[Data records]
_ _ _

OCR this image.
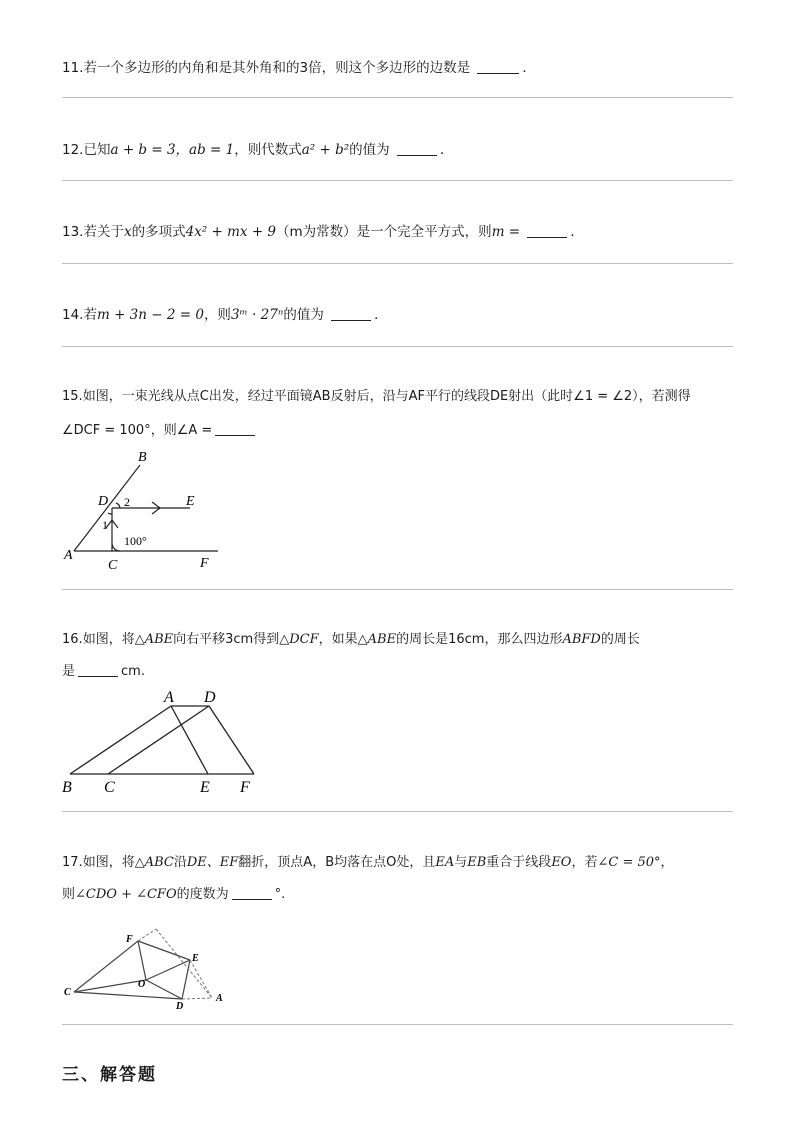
11.若一个多边形的内角和是其外角和的3倍，则这个多边形的边数是	．
12.已知a + b = 3，ab = 1，则代数式a² + b²的值为	．
13.若关于x的多项式4x² + mx + 9（m为常数）是一个完全平方式，则m =	．
14.若m + 3n − 2 = 0，则3ᵐ · 27ⁿ的值为	．
15.如图，一束光线从点C出发，经过平面镜AB反射后，沿与AF平行的线段DE射出（此时∠1 = ∠2），若测得
∠DCF = 100°，则∠A =
B
D	E
A
C	F
1
2
100°
16.如图，将△ABE向右平移3cm得到△DCF，如果△ABE的周长是16cm，那么四边形ABFD的周长
是	cm.
A D
B C	E F
17.如图，将△ABC沿DE、EF翻折，顶点A，B均落在点O处，且EA与EB重合于线段EO，若∠C = 50°，
则∠CDO + ∠CFO的度数为	°.
F
E
C
O
D
A
三、解答题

_ _ _

Written instruction: Copy the data word for word. Pictures do not go in the copy.

Answer for the task:
OCR this image.
11.若一个多边形的内角和是其外角和的3倍，则这个多边形的边数是	．
12.已知a + b = 3，ab = 1，则代数式a² + b²的值为	．
13.若关于x的多项式4x² + mx + 9（m为常数）是一个完全平方式，则m =	．
14.若m + 3n − 2 = 0，则3ᵐ · 27ⁿ的值为	．
15.如图，一束光线从点C出发，经过平面镜AB反射后，沿与AF平行的线段DE射出（此时∠1 = ∠2），若测得
∠DCF = 100°，则∠A =
B
D	E
A
C	F
1
2
100°
16.如图，将△ABE向右平移3cm得到△DCF，如果△ABE的周长是16cm，那么四边形ABFD的周长
是	cm.
A D
B C	E F
17.如图，将△ABC沿DE、EF翻折，顶点A，B均落在点O处，且EA与EB重合于线段EO，若∠C = 50°，
则∠CDO + ∠CFO的度数为	°.
F
E
C
O
D
A
三、解答题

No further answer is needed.